* **EXERCISE INSTRUCTIONS**:
Copy out the listing lines starting with the line containing "home-icon xyxy=(16,25,34,43)" and going on through the line containing "font-card[interactable]: 匚丂乙丑工 茵茊艹弅艹", with no changes.

* **RECORDS SHOWN**:
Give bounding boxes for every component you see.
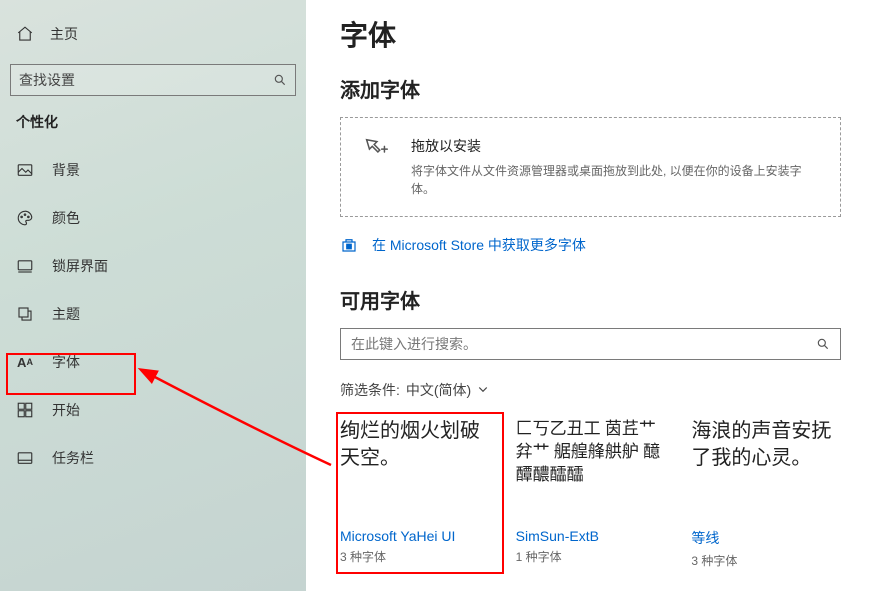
home-icon xyxy=(16,25,34,43)
drop-zone-title: 拖放以安装 xyxy=(411,136,820,156)
font-name: Microsoft YaHei UI xyxy=(340,528,490,544)
sidebar-item-label: 主题 xyxy=(52,304,80,324)
sidebar-item-colors[interactable]: 颜色 xyxy=(0,194,306,242)
drag-drop-icon xyxy=(361,136,391,166)
main-panel: 字体 添加字体 拖放以安装 将字体文件从文件资源管理器或桌面拖放到此处, 以便在… xyxy=(306,0,875,591)
font-drop-zone[interactable]: 拖放以安装 将字体文件从文件资源管理器或桌面拖放到此处, 以便在你的设备上安装字… xyxy=(340,117,841,217)
font-preview: 绚烂的烟火划破天空。 xyxy=(340,418,490,526)
available-fonts-heading: 可用字体 xyxy=(340,285,841,314)
sidebar-item-label: 字体 xyxy=(52,352,80,372)
add-fonts-heading: 添加字体 xyxy=(340,74,841,103)
font-count: 3 种字体 xyxy=(691,552,841,569)
font-preview: 匚丂乙丑工 茵茊艹弅艹 艍艎艂舼舮 醷醰醲醽醽 xyxy=(516,418,666,526)
sidebar-section-title: 个性化 xyxy=(0,112,306,146)
fonts-icon: AA xyxy=(16,353,34,371)
store-link[interactable]: 在 Microsoft Store 中获取更多字体 xyxy=(340,235,841,255)
sidebar-item-label: 开始 xyxy=(52,400,80,420)
filter-value: 中文(简体) xyxy=(406,380,471,400)
themes-icon xyxy=(16,305,34,323)
font-search-input[interactable] xyxy=(351,336,816,352)
font-search[interactable] xyxy=(340,328,841,360)
sidebar-item-start[interactable]: 开始 xyxy=(0,386,306,434)
font-card[interactable]: 匚丂乙丑工 茵茊艹弅艹 艍艎艂舼舮 醷醰醲醽醽 SimSun-ExtB 1 种字… xyxy=(516,418,666,569)
sidebar-item-themes[interactable]: 主题 xyxy=(0,290,306,338)
sidebar-item-label: 任务栏 xyxy=(52,448,94,468)
font-preview: 海浪的声音安抚了我的心灵。 xyxy=(691,418,841,526)
sidebar-item-label: 颜色 xyxy=(52,208,80,228)
sidebar: 主页 个性化 背景 颜色 锁屏界面 主题 AA 字体 xyxy=(0,0,306,591)
image-icon xyxy=(16,161,34,179)
font-grid: 绚烂的烟火划破天空。 Microsoft YaHei UI 3 种字体 匚丂乙丑… xyxy=(340,418,841,569)
sidebar-home[interactable]: 主页 xyxy=(0,18,306,50)
lockscreen-icon xyxy=(16,257,34,275)
settings-search-input[interactable] xyxy=(19,72,273,88)
font-count: 3 种字体 xyxy=(340,548,490,565)
chevron-down-icon xyxy=(477,382,489,398)
sidebar-item-label: 锁屏界面 xyxy=(52,256,108,276)
search-icon xyxy=(816,337,830,351)
sidebar-item-label: 背景 xyxy=(52,160,80,180)
font-card[interactable]: 绚烂的烟火划破天空。 Microsoft YaHei UI 3 种字体 xyxy=(340,418,490,569)
page-title: 字体 xyxy=(340,14,841,54)
filter-label: 筛选条件: xyxy=(340,380,400,400)
sidebar-item-fonts[interactable]: AA 字体 xyxy=(0,338,306,386)
start-icon xyxy=(16,401,34,419)
taskbar-icon xyxy=(16,449,34,467)
sidebar-item-background[interactable]: 背景 xyxy=(0,146,306,194)
font-name: 等线 xyxy=(691,528,841,548)
search-icon xyxy=(273,73,287,87)
store-link-label: 在 Microsoft Store 中获取更多字体 xyxy=(372,235,586,255)
drop-zone-text: 拖放以安装 将字体文件从文件资源管理器或桌面拖放到此处, 以便在你的设备上安装字… xyxy=(411,136,820,198)
store-icon xyxy=(340,236,358,254)
sidebar-home-label: 主页 xyxy=(50,24,78,44)
drop-zone-desc: 将字体文件从文件资源管理器或桌面拖放到此处, 以便在你的设备上安装字体。 xyxy=(411,162,820,198)
palette-icon xyxy=(16,209,34,227)
font-name: SimSun-ExtB xyxy=(516,528,666,544)
sidebar-item-taskbar[interactable]: 任务栏 xyxy=(0,434,306,482)
filter-row[interactable]: 筛选条件: 中文(简体) xyxy=(340,380,841,400)
settings-search[interactable] xyxy=(10,64,296,96)
sidebar-item-lockscreen[interactable]: 锁屏界面 xyxy=(0,242,306,290)
font-count: 1 种字体 xyxy=(516,548,666,565)
font-card[interactable]: 海浪的声音安抚了我的心灵。 等线 3 种字体 xyxy=(691,418,841,569)
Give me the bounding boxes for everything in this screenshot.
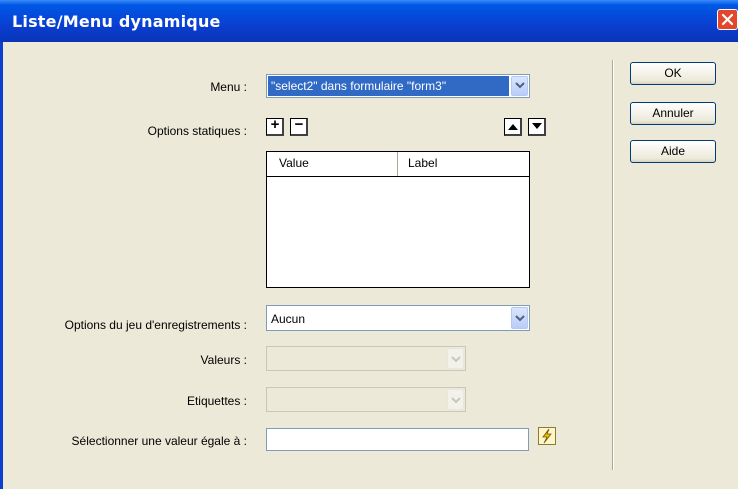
menu-select-value: "select2" dans formulaire "form3" [268, 76, 509, 96]
triangle-down-icon [532, 123, 542, 129]
lightning-bolt-icon [538, 427, 556, 445]
ok-button[interactable]: OK [630, 62, 716, 85]
annuler-button[interactable]: Annuler [630, 102, 716, 125]
recordset-label: Options du jeu d'enregistrements : [64, 318, 247, 332]
etiquettes-select[interactable] [266, 387, 466, 412]
remove-option-button[interactable]: − [290, 116, 308, 136]
etiquettes-dropdown-arrow [447, 389, 464, 410]
title-bar: Liste/Menu dynamique [0, 0, 738, 42]
valeurs-label: Valeurs : [200, 353, 247, 367]
window-border [0, 42, 3, 489]
vertical-separator [612, 60, 614, 470]
dynamic-data-button[interactable] [538, 427, 556, 445]
recordset-select[interactable]: Aucun [266, 305, 530, 331]
select-value-label: Sélectionner une valeur égale à : [71, 434, 247, 448]
column-header-value[interactable]: Value [279, 156, 309, 170]
triangle-up-icon [508, 124, 518, 130]
menu-select[interactable]: "select2" dans formulaire "form3" [266, 74, 530, 98]
options-table-header: Value Label [267, 152, 529, 177]
window-title: Liste/Menu dynamique [12, 12, 221, 31]
aide-button[interactable]: Aide [630, 140, 716, 163]
chevron-down-icon [515, 315, 525, 322]
valeurs-dropdown-arrow [447, 348, 464, 369]
close-button[interactable] [717, 9, 738, 30]
chevron-down-icon [451, 397, 461, 404]
column-header-label[interactable]: Label [408, 156, 437, 170]
options-statiques-label: Options statiques : [147, 124, 247, 138]
move-up-button[interactable] [504, 118, 522, 136]
valeurs-select[interactable] [266, 346, 466, 371]
recordset-dropdown-arrow[interactable] [511, 307, 528, 329]
etiquettes-label: Etiquettes : [186, 394, 247, 408]
add-option-button[interactable]: + [266, 116, 284, 136]
menu-dropdown-arrow[interactable] [511, 76, 528, 96]
chevron-down-icon [451, 356, 461, 363]
chevron-down-icon [515, 82, 525, 89]
menu-label: Menu : [210, 80, 247, 94]
minus-icon: − [294, 116, 304, 133]
move-down-button[interactable] [528, 118, 546, 136]
select-value-field[interactable] [266, 428, 529, 451]
recordset-select-value: Aucun [271, 312, 306, 326]
plus-icon: + [270, 116, 280, 133]
close-icon [721, 13, 734, 26]
column-divider [397, 152, 398, 176]
options-table[interactable]: Value Label [266, 151, 530, 288]
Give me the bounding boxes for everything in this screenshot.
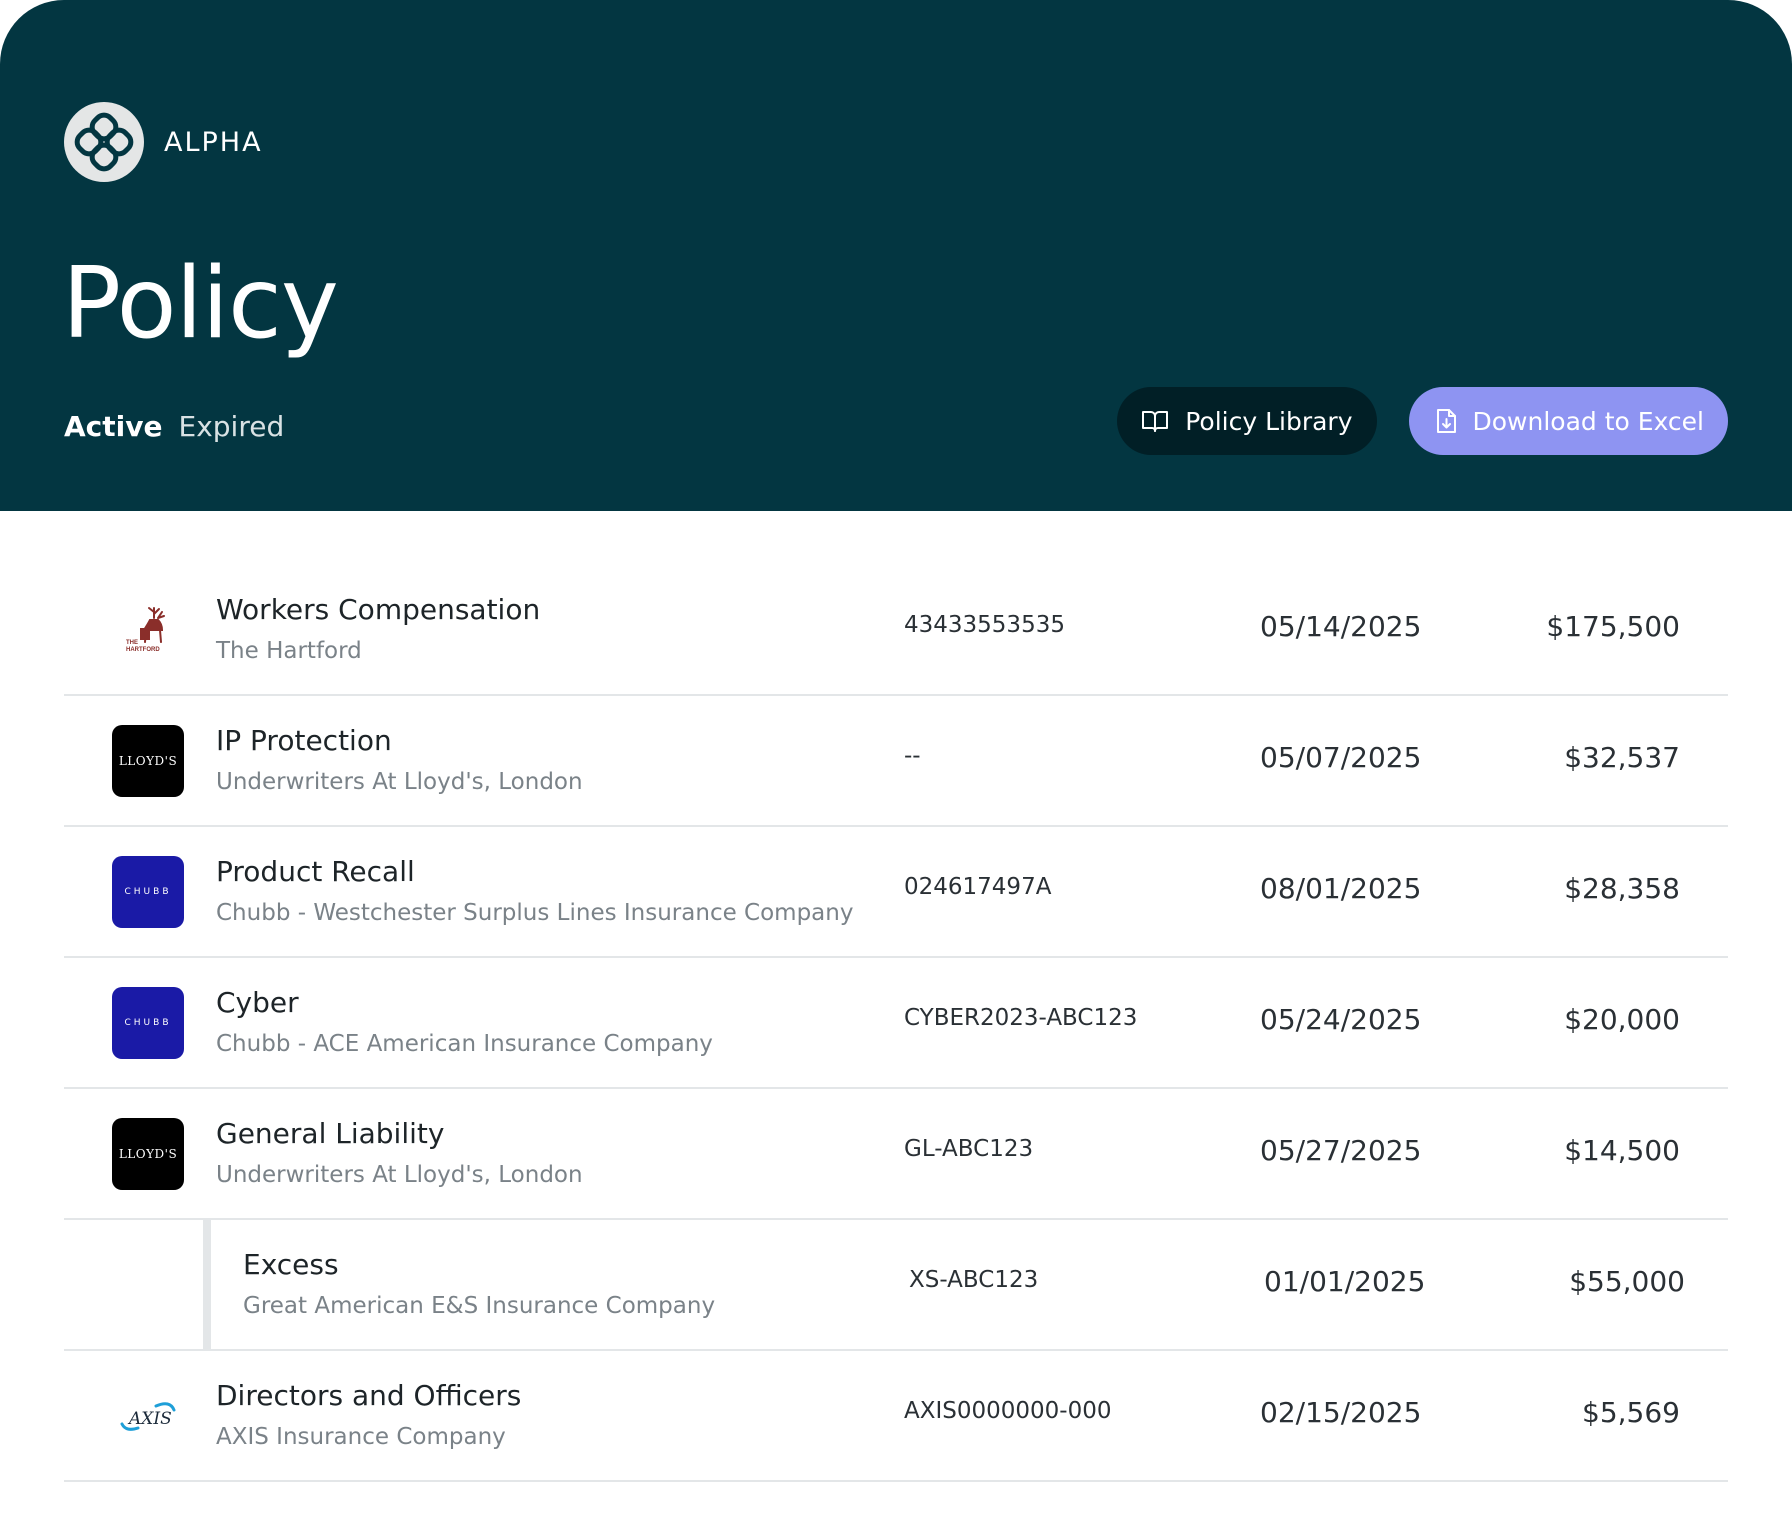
lloyds-logo-icon: LLOYD'S [112,725,184,797]
policy-date: 05/24/2025 [1260,1003,1422,1036]
alpha-logo-icon [64,102,144,182]
policy-number: AXIS0000000-000 [904,1398,1112,1424]
policy-page: ALPHA Policy Active Expired Policy Libra… [0,0,1792,1529]
policy-premium: $32,537 [1564,741,1680,774]
header-actions: Policy Library Download to Excel [1117,387,1728,455]
policy-row-cyber[interactable]: CHUBB Cyber Chubb - ACE American Insuran… [64,958,1728,1089]
policy-library-button[interactable]: Policy Library [1117,387,1377,455]
policy-date: 05/27/2025 [1260,1134,1422,1167]
policy-insurer: Chubb - Westchester Surplus Lines Insura… [216,900,854,926]
svg-text:HARTFORD: HARTFORD [126,647,160,653]
policy-insurer: Underwriters At Lloyd's, London [216,769,583,795]
page-title: Policy [62,247,339,361]
policy-number: 43433553535 [904,612,1065,638]
chubb-logo-icon: CHUBB [112,856,184,928]
policy-name: Cyber [216,986,299,1019]
policy-name: Directors and Officers [216,1379,522,1412]
book-icon [1141,409,1169,433]
policy-date: 01/01/2025 [1264,1265,1426,1298]
policy-number: -- [904,743,921,769]
policy-row-general-liability[interactable]: LLOYD'S General Liability Underwriters A… [64,1089,1728,1220]
policy-date: 05/14/2025 [1260,610,1422,643]
hartford-logo-icon: THE HARTFORD [112,594,184,666]
policy-name: IP Protection [216,724,392,757]
policy-date: 05/07/2025 [1260,741,1422,774]
policy-date: 02/15/2025 [1260,1396,1422,1429]
brand-name: ALPHA [164,126,263,158]
policy-row-workers-compensation[interactable]: THE HARTFORD Workers Compensation The Ha… [64,565,1728,696]
policy-row-directors-and-officers[interactable]: AXIS Directors and Officers AXIS Insuran… [64,1351,1728,1482]
download-excel-button[interactable]: Download to Excel [1408,387,1728,455]
policy-name: General Liability [216,1117,445,1150]
brand[interactable]: ALPHA [64,102,263,182]
status-tabs: Active Expired [64,410,284,443]
tab-active[interactable]: Active [64,410,163,443]
policy-premium: $5,569 [1582,1396,1680,1429]
lloyds-logo-icon: LLOYD'S [112,1118,184,1190]
policy-library-label: Policy Library [1185,406,1353,436]
svg-text:THE: THE [126,640,138,646]
download-excel-label: Download to Excel [1472,406,1704,436]
policy-row-product-recall[interactable]: CHUBB Product Recall Chubb - Westchester… [64,827,1728,958]
policy-number: CYBER2023-ABC123 [904,1005,1138,1031]
policy-name: Product Recall [216,855,415,888]
axis-logo-icon: AXIS [112,1380,184,1452]
svg-text:AXIS: AXIS [127,1409,172,1429]
policy-insurer: The Hartford [216,638,362,664]
policy-premium: $14,500 [1564,1134,1680,1167]
policy-premium: $55,000 [1569,1265,1685,1298]
policy-name: Excess [243,1248,339,1281]
policy-row-excess[interactable]: Excess Great American E&S Insurance Comp… [64,1220,1728,1351]
policy-premium: $20,000 [1564,1003,1680,1036]
policy-premium: $28,358 [1564,872,1680,905]
sub-policy-indicator [203,1220,211,1349]
file-download-icon [1435,408,1457,434]
policy-premium: $175,500 [1546,610,1680,643]
chubb-logo-icon: CHUBB [112,987,184,1059]
policy-row-ip-protection[interactable]: LLOYD'S IP Protection Underwriters At Ll… [64,696,1728,827]
policy-insurer: Underwriters At Lloyd's, London [216,1162,583,1188]
policy-insurer: AXIS Insurance Company [216,1424,506,1450]
tab-expired[interactable]: Expired [179,410,285,443]
policy-insurer: Chubb - ACE American Insurance Company [216,1031,713,1057]
policy-number: XS-ABC123 [909,1267,1039,1293]
policy-date: 08/01/2025 [1260,872,1422,905]
policy-name: Workers Compensation [216,593,541,626]
page-header: ALPHA Policy Active Expired Policy Libra… [0,0,1792,511]
policy-list: THE HARTFORD Workers Compensation The Ha… [64,565,1728,1482]
policy-number: GL-ABC123 [904,1136,1034,1162]
policy-insurer: Great American E&S Insurance Company [243,1293,716,1319]
policy-number: 024617497A [904,874,1052,900]
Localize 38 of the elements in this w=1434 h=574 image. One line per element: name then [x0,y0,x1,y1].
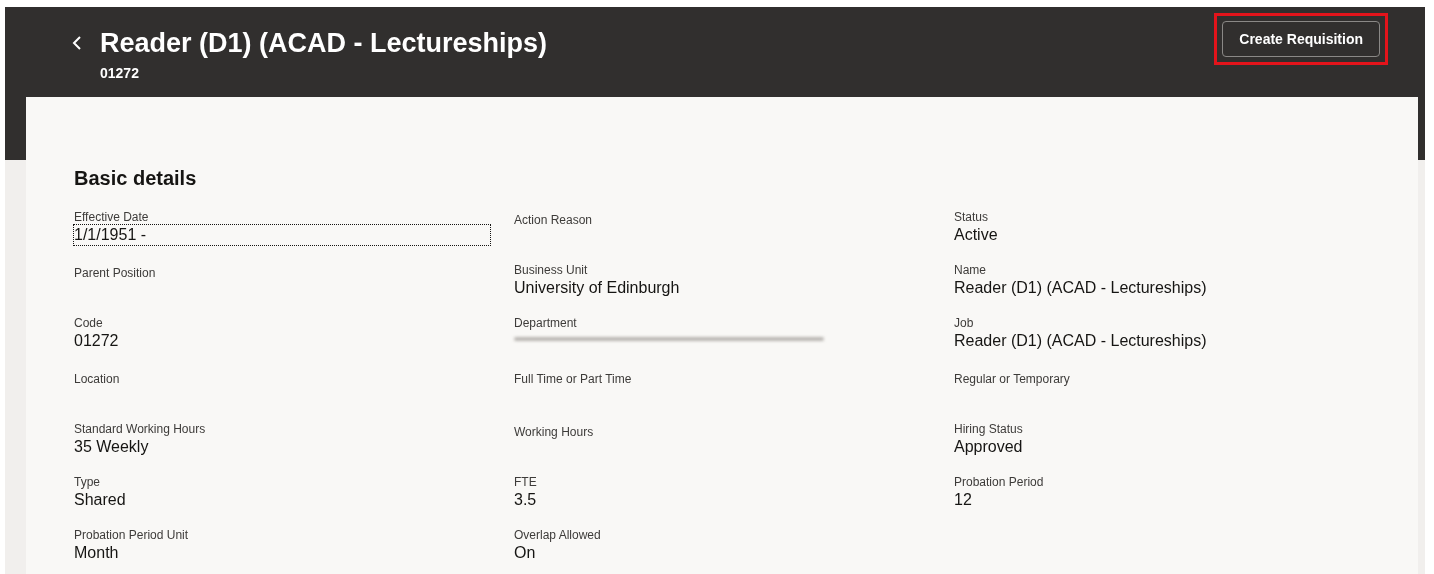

* **ANSWER IN FULL**:
home-icon xyxy=(16,25,34,43)
drop-zone-title: 拖放以安装 xyxy=(411,136,820,156)
font-name: Microsoft YaHei UI xyxy=(340,528,490,544)
sidebar-item-label: 主题 xyxy=(52,304,80,324)
sidebar-item-colors[interactable]: 颜色 xyxy=(0,194,306,242)
drag-drop-icon xyxy=(361,136,391,166)
main-panel: 字体 添加字体 拖放以安装 将字体文件从文件资源管理器或桌面拖放到此处, 以便在… xyxy=(306,0,875,591)
font-drop-zone[interactable]: 拖放以安装 将字体文件从文件资源管理器或桌面拖放到此处, 以便在你的设备上安装字… xyxy=(340,117,841,217)
font-preview: 绚烂的烟火划破天空。 xyxy=(340,418,490,526)
available-fonts-heading: 可用字体 xyxy=(340,285,841,314)
sidebar-item-label: 字体 xyxy=(52,352,80,372)
add-fonts-heading: 添加字体 xyxy=(340,74,841,103)
font-count: 3 种字体 xyxy=(691,552,841,569)
font-preview: 匚丂乙丑工 茵茊艹弅艹 艍艎艂舼舮 醷醰醲醽醽 xyxy=(516,418,666,526)
sidebar-section-title: 个性化 xyxy=(0,112,306,146)
fonts-icon: AA xyxy=(16,353,34,371)
store-link[interactable]: 在 Microsoft Store 中获取更多字体 xyxy=(340,235,841,255)
sidebar-item-label: 开始 xyxy=(52,400,80,420)
filter-value: 中文(简体) xyxy=(406,380,471,400)
themes-icon xyxy=(16,305,34,323)
font-search-input[interactable] xyxy=(351,336,816,352)
font-search[interactable] xyxy=(340,328,841,360)
sidebar-item-start[interactable]: 开始 xyxy=(0,386,306,434)
font-card[interactable]: 匚丂乙丑工 茵茊艹弅艹 艍艎艂舼舮 醷醰醲醽醽 SimSun-ExtB 1 种字… xyxy=(516,418,666,569)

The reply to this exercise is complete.